_Excerpted passage_:
┄┄┄┄┄┄

The development of a fully adequate theory of regional
analysis by statistical means was one of the principal
longstanding problems of geography. Neither maps nor
statistics alone are enough; they must be brought together.
Centrographical analysis is a perfect example of this
combination. It is an aggregate of indicators that allows the
description and measurement of the global characteristics of
the distribution of spatial phenomena. This type of analysis
provides the equivalent of statistical measures of central
tendencies and dispersion, adapted for a two-dimensional
geographical space (Caprio, 1970). Jones (1980) presents
centrographic measures as describing the three most
important characteristics of a spatial phenomenon: its location,
dispersion and form. The idea of measuring the center of
population distribution using centrography originated a century
ago, as far as can be determined. Hilgard (1872) has been
credited as the first person to compute a reliable census, when
he attempted, in 1872, to trace the movement of the population
of the United States as it expanded westward. Since that time,
there have been many important developments in this field,
and other closely related fields, for example, the creation of
new methods, the correction of various errors and
misconceptions, and the clarification of the interpretation of
computed results. Over recent years, centrographic analysis
has evolved quickly, in large part due to its integration in
Geographic Information Systems (GIS). It is also being
increasingly applied in different fields.

┄┄┄┄┄┄

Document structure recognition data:

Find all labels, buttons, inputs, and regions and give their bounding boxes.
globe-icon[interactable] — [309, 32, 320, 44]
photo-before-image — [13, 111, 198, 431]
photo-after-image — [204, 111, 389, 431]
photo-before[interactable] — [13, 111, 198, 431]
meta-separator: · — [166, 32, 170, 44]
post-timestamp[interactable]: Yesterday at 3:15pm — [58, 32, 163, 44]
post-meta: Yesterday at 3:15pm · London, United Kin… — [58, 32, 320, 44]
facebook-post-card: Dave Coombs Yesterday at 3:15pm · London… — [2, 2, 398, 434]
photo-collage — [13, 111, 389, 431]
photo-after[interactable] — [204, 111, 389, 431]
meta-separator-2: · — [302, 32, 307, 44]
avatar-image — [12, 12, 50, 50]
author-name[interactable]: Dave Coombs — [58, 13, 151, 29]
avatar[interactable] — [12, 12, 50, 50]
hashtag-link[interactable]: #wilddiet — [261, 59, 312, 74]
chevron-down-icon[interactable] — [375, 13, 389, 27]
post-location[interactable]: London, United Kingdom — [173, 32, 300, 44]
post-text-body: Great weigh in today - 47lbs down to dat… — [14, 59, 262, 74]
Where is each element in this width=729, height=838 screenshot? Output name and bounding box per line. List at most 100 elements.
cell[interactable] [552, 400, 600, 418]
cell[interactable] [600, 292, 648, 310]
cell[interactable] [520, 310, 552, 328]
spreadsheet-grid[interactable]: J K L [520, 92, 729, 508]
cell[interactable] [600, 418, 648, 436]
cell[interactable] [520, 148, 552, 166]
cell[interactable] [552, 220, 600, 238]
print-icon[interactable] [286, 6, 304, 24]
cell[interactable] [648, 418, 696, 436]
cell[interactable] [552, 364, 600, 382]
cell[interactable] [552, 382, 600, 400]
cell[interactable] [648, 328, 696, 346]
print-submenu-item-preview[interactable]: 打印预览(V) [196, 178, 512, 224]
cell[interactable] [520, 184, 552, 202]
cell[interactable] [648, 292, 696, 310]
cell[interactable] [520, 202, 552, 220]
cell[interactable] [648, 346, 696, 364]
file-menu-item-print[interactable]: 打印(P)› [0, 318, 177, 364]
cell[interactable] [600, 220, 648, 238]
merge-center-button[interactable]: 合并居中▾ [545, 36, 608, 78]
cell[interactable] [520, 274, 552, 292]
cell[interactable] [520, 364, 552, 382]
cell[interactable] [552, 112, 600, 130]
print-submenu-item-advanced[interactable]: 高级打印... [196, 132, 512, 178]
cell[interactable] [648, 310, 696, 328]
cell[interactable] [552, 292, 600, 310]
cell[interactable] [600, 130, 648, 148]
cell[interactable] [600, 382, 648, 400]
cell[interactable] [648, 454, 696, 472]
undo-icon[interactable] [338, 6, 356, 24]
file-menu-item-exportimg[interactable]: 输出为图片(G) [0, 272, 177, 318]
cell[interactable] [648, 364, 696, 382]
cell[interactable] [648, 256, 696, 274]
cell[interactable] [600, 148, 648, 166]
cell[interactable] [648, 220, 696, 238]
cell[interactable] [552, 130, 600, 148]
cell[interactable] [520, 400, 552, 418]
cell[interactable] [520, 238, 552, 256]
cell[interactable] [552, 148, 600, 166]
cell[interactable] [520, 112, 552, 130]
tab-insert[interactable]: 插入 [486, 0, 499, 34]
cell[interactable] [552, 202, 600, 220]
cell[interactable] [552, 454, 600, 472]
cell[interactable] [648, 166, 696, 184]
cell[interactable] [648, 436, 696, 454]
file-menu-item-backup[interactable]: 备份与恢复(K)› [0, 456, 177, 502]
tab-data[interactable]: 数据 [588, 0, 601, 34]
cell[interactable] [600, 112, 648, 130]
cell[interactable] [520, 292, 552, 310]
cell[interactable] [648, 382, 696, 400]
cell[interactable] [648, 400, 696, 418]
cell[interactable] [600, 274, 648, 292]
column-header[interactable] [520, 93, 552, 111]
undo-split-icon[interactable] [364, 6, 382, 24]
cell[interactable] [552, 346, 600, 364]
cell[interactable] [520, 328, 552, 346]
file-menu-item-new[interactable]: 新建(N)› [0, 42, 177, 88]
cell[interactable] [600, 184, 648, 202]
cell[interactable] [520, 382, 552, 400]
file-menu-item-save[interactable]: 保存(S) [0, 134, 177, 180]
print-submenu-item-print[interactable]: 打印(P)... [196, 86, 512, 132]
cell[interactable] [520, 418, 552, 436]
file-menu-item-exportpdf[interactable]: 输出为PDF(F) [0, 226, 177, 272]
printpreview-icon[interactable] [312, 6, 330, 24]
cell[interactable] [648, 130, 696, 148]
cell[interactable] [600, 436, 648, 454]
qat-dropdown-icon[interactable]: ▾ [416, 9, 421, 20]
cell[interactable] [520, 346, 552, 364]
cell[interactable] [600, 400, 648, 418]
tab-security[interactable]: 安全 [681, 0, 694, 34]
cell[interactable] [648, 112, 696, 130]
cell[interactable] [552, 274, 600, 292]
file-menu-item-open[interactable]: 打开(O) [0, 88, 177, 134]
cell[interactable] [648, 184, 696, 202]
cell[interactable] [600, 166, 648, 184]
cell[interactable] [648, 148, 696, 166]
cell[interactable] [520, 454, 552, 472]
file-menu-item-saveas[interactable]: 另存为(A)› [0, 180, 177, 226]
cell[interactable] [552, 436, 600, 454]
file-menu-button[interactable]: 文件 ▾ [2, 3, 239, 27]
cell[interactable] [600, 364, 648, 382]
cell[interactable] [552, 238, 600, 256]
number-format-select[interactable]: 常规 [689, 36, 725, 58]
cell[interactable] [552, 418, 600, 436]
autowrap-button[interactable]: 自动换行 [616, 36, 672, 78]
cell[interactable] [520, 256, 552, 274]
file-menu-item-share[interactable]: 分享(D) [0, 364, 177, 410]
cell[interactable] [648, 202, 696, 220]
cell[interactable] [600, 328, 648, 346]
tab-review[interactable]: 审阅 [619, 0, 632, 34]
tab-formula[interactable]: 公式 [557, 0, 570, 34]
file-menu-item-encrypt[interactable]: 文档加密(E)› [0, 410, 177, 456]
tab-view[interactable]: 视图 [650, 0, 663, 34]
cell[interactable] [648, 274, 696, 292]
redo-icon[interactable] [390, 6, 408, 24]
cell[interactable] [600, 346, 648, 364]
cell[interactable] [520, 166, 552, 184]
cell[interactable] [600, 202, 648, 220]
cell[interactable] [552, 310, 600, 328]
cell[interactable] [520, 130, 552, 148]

┄┄┄┄┄┄

_Parts of the exercise_:
A) According to the passage on centrographic analysis, what three characteristics of a spatial phenomenon does Jones (1980) say centrographic measures describe?
B) Carry the passage on centrographic analysis forward from its final sentence.

_Answers to the problems_:
A) Location, dispersion and form.

B)
In the heart of Canada’s Maritime provinces, we find a unique
urban region: the Greater Moncton area, whose unique
characteristic is the cohabitation of Acadians and
Anglophones. This mostly bicultural region, which includes
three communities, Moncton, Riverview and Dieppe, is located
in southern New Brunswick on the Petitcodiac River, about
40 kilometres from the mouth of the Bay of Fundy. Over the
years, this population cluster has made itself known across the
country and even throughout international Francophonie. The
roots of the region are found in the city of Moncton, which grew
from a small
Acadian colony. Following the deportation of the Acadians in
1755, the area was abandoned until the arrival of Dutch and
German immigrants in 1766. However, Moncton 1 , which was
named for Robert Monckton, a Lieutenant-Colonel in the
English army, marked the beginning of English domination
and, under him, became a center for the shipbuilding industry
(Brun, 1999). In 1855, Moncton was incorporated as a town
(Pelletier and Arsenault, 1977), but its charter was only
adopted in 1862. In around 1887, Moncton experienced a
marked boom following the establishment of the corporate
headquarters of the Intercolonial Railway, which later became
Canadian National Railways or CN.
Due to its excellent geographic location, Moncton was the
Maritimes’ railway center for nearly a century before becoming,
in the 1960s, a major distribution and services center. Today
Moncton plays a key role in the development of the Maritimes
as an important center for the high-tech and
telecommunications sectors (Cormier, 1995). It is also the only
Canadian region with such a high concentration of Acadians,
who are still in the minority.
For the past thirty years, with the creation of Acadian
institutions in the fields of education and financial services,
such as the Université de Moncton, the Acadian cooperative
society and Assumption Life, Acadians have become
increasingly present in New Brunswick society, particularly in
the Moncton area (Beaudin, 1993). The Acadians who are now
living in urban regions in New Brunswick come from rural
areas that are mostly Francophone. They have a high level of
education and have moved to be closer to employment
opportunities that offer more possibilities in terms of
professional careers (Beaudin and Boudreau, 1994). In fact,
1 At the time, the name was written “Monckton”.